+++ Dados do exercício +++
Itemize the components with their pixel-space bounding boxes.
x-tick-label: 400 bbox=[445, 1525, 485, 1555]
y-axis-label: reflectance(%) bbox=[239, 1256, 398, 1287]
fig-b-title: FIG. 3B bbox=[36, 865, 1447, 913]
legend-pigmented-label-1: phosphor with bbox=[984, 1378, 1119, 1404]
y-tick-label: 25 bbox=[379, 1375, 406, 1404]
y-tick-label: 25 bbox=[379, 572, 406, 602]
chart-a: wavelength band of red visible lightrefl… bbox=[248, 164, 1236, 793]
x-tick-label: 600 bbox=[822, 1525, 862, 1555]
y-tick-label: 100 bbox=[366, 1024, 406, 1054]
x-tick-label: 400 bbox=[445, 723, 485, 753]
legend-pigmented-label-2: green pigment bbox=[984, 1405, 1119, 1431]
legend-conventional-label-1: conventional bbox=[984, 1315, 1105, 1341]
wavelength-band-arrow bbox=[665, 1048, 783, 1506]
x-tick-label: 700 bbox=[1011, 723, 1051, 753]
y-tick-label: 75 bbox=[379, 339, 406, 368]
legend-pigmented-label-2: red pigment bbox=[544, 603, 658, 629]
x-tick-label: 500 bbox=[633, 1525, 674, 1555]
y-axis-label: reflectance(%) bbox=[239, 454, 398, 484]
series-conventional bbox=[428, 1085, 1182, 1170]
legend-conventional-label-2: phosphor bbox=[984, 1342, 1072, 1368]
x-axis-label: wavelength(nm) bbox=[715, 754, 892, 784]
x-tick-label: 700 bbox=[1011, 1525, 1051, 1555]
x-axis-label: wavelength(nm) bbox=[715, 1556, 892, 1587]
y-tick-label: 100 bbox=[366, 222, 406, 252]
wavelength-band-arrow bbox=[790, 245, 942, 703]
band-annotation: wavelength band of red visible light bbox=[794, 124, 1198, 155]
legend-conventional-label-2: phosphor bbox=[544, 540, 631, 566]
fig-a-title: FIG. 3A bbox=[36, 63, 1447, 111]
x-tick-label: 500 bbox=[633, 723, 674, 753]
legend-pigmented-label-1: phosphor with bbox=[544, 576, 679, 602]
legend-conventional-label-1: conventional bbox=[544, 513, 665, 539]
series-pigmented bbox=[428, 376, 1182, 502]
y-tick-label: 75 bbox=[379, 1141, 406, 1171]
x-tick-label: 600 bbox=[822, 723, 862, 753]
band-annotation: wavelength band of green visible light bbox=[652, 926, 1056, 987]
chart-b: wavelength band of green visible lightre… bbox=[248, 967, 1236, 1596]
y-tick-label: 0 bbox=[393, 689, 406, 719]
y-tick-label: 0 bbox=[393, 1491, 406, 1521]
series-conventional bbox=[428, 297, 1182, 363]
+++
● **Instruções do exercício**
Indique quantas linhas dos itens contêm a palavra "green". Dê somente o número.

● **Resposta do exercício**
3